* **Instructions to follow**:
Gather every line holding the string "JSON".

* **Data records**:

* * *

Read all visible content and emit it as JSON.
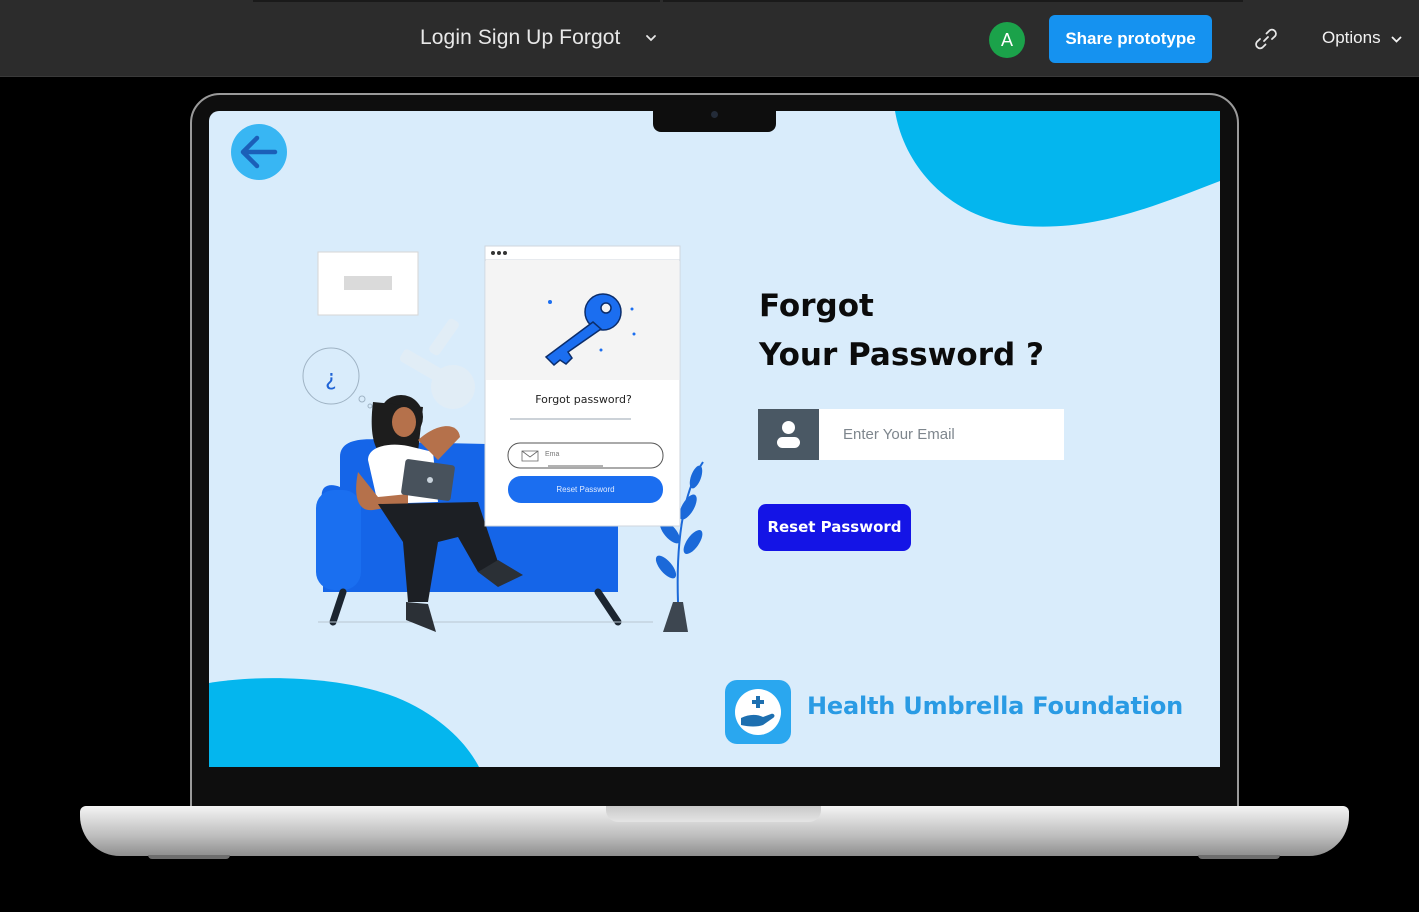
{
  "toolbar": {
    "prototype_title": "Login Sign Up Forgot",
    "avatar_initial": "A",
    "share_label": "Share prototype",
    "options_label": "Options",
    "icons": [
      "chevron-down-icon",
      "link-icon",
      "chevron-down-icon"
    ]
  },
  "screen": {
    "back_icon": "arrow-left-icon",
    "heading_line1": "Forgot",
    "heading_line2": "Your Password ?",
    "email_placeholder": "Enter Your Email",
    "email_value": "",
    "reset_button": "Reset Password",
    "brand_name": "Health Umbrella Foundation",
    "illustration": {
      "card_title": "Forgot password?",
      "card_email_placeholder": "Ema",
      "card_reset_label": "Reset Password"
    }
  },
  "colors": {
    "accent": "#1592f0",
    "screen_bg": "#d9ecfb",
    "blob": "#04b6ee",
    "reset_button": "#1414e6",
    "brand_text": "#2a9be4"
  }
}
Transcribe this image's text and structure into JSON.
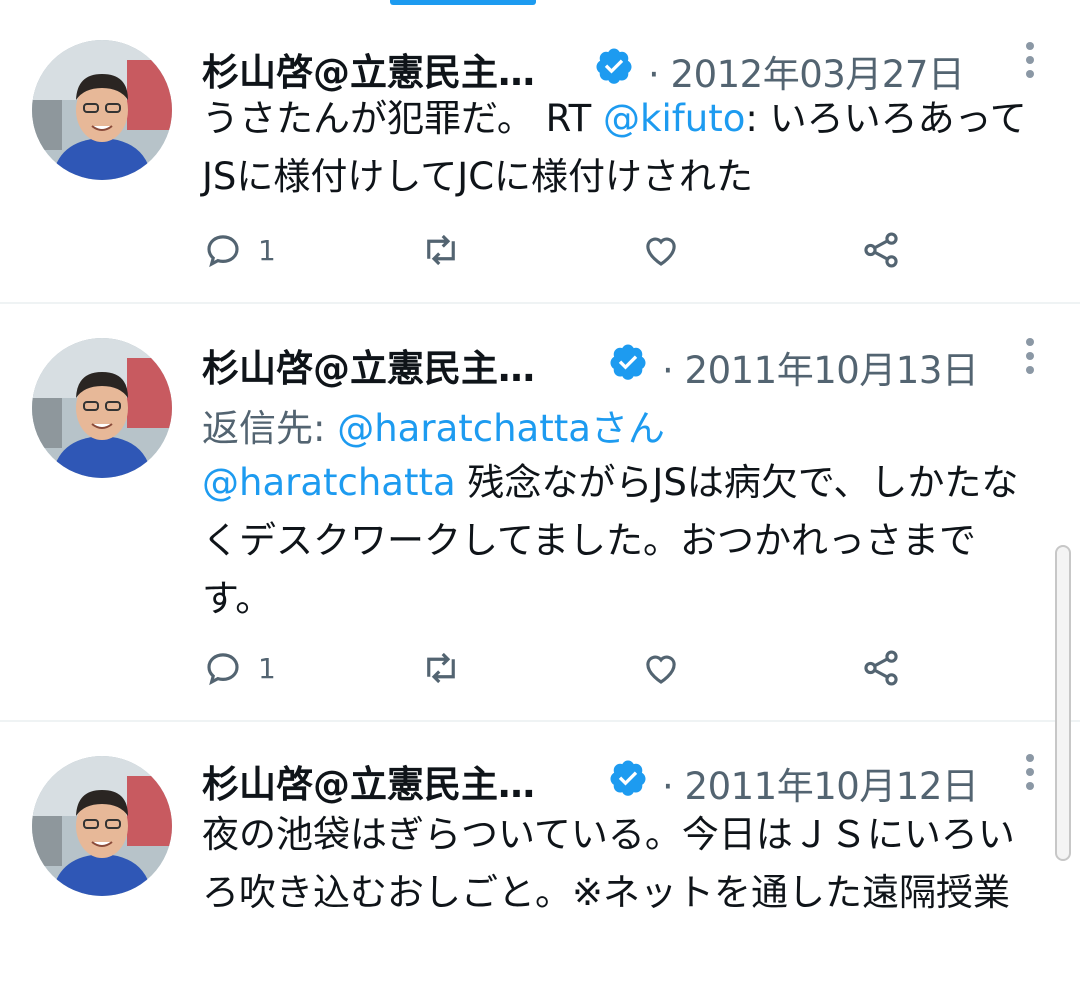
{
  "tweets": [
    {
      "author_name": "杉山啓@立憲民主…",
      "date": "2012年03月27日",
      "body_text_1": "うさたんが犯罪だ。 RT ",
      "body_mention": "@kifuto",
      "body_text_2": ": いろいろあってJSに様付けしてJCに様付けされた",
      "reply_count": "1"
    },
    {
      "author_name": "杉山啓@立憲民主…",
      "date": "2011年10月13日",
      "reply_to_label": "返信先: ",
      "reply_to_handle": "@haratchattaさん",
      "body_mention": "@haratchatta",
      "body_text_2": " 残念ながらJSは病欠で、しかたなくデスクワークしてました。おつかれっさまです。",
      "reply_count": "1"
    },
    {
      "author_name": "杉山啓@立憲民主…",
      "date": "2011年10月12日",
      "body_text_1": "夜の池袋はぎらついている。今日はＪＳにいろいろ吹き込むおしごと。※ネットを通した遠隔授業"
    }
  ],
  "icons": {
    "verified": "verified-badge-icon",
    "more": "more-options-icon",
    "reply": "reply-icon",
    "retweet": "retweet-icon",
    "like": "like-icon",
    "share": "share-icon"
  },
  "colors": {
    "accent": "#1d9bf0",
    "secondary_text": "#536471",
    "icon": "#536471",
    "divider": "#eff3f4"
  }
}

* * *

* **Written answer**:
Read all visible content and emit it as JSON.
Transcribe this image's text and structure into JSON.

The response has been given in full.